Lines of data
»»

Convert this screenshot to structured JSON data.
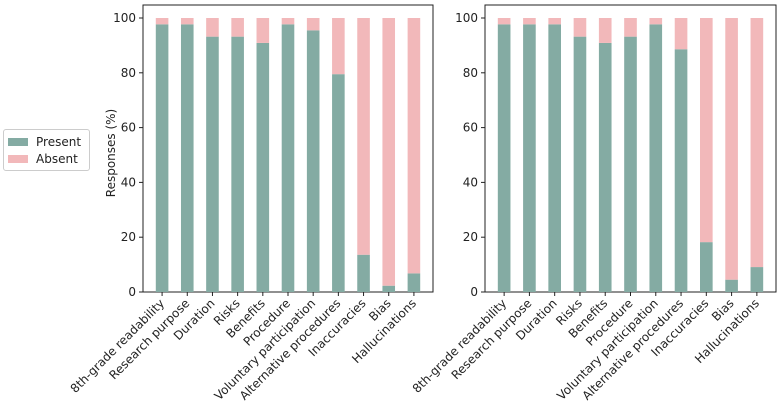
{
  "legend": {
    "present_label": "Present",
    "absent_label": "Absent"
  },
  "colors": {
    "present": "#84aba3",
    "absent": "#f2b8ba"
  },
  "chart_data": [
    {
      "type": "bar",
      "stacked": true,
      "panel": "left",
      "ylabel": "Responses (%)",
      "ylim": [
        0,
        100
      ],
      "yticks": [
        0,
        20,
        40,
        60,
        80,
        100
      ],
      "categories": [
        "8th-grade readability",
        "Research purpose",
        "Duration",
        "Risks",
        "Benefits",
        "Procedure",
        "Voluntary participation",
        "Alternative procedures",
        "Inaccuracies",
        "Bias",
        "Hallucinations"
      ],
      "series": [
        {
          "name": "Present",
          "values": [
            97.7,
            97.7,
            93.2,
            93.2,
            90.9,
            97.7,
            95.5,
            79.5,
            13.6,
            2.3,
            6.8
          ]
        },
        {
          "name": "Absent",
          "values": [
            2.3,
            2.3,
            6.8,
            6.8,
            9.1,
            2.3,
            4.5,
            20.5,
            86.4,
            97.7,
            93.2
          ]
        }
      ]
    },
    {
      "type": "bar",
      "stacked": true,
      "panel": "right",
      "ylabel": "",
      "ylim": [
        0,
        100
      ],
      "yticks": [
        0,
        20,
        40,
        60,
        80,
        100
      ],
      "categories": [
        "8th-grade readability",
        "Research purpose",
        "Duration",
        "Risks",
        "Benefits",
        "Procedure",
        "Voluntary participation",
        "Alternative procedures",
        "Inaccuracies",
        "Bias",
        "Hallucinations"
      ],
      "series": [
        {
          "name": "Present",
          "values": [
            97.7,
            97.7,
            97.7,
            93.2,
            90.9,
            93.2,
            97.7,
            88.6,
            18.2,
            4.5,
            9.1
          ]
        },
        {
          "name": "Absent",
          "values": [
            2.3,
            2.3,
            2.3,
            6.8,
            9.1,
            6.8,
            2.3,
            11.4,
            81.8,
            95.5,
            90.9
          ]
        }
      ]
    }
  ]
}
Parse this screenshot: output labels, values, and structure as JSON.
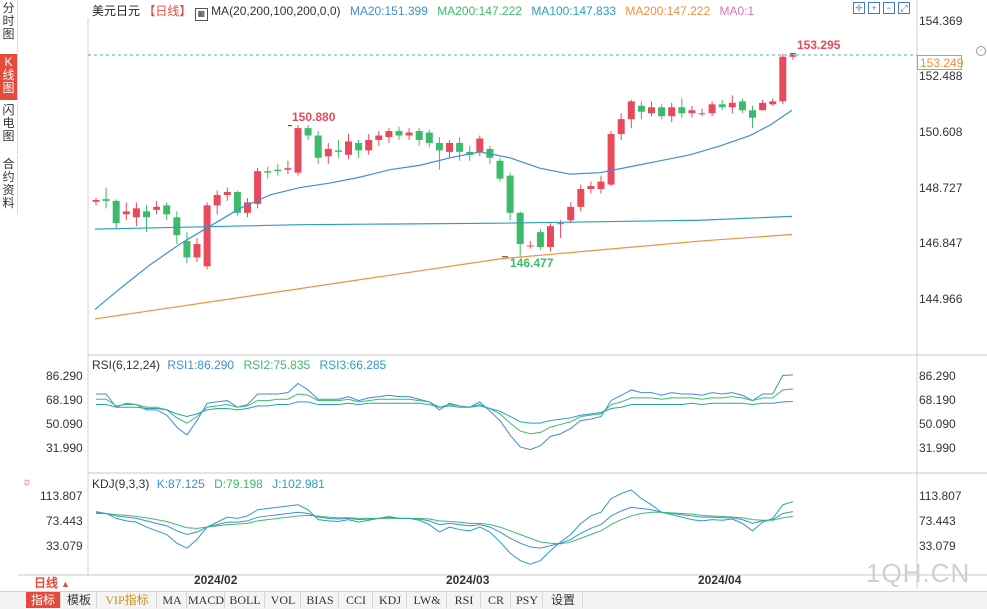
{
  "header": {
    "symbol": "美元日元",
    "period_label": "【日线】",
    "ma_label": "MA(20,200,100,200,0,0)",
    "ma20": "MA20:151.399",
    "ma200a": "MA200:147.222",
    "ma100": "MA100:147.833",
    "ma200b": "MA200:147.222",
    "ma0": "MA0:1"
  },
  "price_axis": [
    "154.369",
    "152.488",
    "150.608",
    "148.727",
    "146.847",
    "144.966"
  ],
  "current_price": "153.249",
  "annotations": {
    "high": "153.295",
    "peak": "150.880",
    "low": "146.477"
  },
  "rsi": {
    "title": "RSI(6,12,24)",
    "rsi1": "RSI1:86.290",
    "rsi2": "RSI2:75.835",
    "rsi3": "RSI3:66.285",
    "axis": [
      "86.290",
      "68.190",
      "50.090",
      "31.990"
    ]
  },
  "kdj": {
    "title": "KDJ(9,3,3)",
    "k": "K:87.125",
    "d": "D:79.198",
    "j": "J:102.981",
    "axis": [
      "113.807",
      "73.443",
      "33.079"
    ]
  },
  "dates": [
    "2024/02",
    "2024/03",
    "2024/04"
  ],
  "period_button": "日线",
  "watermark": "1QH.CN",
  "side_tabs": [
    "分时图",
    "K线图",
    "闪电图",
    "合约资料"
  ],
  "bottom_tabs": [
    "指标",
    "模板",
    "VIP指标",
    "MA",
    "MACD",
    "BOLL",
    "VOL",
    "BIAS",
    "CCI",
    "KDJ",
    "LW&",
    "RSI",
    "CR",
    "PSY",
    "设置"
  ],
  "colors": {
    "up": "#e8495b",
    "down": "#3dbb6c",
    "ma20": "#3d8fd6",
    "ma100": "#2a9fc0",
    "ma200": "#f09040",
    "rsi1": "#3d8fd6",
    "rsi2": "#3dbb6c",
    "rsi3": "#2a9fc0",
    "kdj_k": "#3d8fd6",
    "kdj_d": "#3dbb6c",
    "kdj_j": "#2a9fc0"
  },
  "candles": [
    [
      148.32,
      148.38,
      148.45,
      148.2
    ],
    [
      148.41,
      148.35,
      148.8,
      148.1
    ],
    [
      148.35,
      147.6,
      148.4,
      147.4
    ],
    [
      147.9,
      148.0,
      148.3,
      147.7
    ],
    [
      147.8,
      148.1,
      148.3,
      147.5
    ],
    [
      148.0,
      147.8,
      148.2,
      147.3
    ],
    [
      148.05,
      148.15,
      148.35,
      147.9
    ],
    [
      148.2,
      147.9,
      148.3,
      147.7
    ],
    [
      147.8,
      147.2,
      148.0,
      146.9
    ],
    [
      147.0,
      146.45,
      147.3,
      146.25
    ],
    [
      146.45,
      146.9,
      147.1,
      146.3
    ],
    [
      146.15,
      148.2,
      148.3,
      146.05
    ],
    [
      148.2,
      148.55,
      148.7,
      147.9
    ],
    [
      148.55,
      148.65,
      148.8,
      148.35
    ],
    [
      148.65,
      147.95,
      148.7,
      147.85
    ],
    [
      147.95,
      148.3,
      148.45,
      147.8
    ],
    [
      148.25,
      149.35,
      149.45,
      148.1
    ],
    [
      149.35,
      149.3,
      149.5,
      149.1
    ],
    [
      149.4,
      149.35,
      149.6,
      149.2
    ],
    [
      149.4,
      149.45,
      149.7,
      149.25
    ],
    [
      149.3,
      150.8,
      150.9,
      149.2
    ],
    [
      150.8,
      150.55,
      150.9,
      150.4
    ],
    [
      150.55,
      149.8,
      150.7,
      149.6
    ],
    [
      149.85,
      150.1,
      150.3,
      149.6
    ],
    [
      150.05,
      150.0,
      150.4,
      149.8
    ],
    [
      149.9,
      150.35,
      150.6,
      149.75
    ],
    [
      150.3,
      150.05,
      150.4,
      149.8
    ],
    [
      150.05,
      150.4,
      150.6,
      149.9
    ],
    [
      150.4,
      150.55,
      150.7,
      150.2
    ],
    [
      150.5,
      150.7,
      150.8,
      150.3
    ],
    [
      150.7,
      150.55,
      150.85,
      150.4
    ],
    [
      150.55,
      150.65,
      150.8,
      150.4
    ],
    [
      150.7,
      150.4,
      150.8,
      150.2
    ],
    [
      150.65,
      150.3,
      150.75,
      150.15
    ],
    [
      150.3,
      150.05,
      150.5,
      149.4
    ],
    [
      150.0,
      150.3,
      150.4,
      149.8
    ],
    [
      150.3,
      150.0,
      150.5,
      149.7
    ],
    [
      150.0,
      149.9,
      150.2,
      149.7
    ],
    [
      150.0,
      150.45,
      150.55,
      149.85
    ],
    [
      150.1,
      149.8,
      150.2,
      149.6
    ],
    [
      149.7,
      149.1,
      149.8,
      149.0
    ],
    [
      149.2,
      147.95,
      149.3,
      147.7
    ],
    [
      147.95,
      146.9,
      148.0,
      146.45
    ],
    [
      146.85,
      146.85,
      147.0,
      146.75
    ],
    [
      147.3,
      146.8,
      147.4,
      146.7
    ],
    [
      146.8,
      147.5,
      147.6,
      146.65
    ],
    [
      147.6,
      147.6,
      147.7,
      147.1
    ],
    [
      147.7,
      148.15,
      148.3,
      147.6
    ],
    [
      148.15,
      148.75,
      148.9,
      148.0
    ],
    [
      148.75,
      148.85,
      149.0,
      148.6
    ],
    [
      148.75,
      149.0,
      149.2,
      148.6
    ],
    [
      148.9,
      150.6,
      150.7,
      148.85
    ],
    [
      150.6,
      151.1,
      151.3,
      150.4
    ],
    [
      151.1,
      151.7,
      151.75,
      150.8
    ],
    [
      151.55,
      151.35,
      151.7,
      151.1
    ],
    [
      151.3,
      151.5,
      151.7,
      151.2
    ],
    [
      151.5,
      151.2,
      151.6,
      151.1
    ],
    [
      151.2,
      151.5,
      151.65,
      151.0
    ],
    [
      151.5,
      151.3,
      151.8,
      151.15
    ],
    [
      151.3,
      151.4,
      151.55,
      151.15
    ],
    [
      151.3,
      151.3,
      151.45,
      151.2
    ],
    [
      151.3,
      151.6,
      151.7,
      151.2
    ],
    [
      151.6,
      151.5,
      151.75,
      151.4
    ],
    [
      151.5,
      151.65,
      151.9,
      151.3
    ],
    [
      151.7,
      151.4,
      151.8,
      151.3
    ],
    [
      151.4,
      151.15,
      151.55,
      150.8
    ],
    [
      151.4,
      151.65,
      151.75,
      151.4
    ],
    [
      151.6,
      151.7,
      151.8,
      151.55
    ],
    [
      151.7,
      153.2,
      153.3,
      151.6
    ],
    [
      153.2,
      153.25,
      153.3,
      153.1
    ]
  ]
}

««

- **Problem**
Copy out every line of the material above that mentions the word "screenshot".

- **Task response**
Convert this screenshot to structured JSON data.
Parse this screenshot: output labels, values, and structure as JSON.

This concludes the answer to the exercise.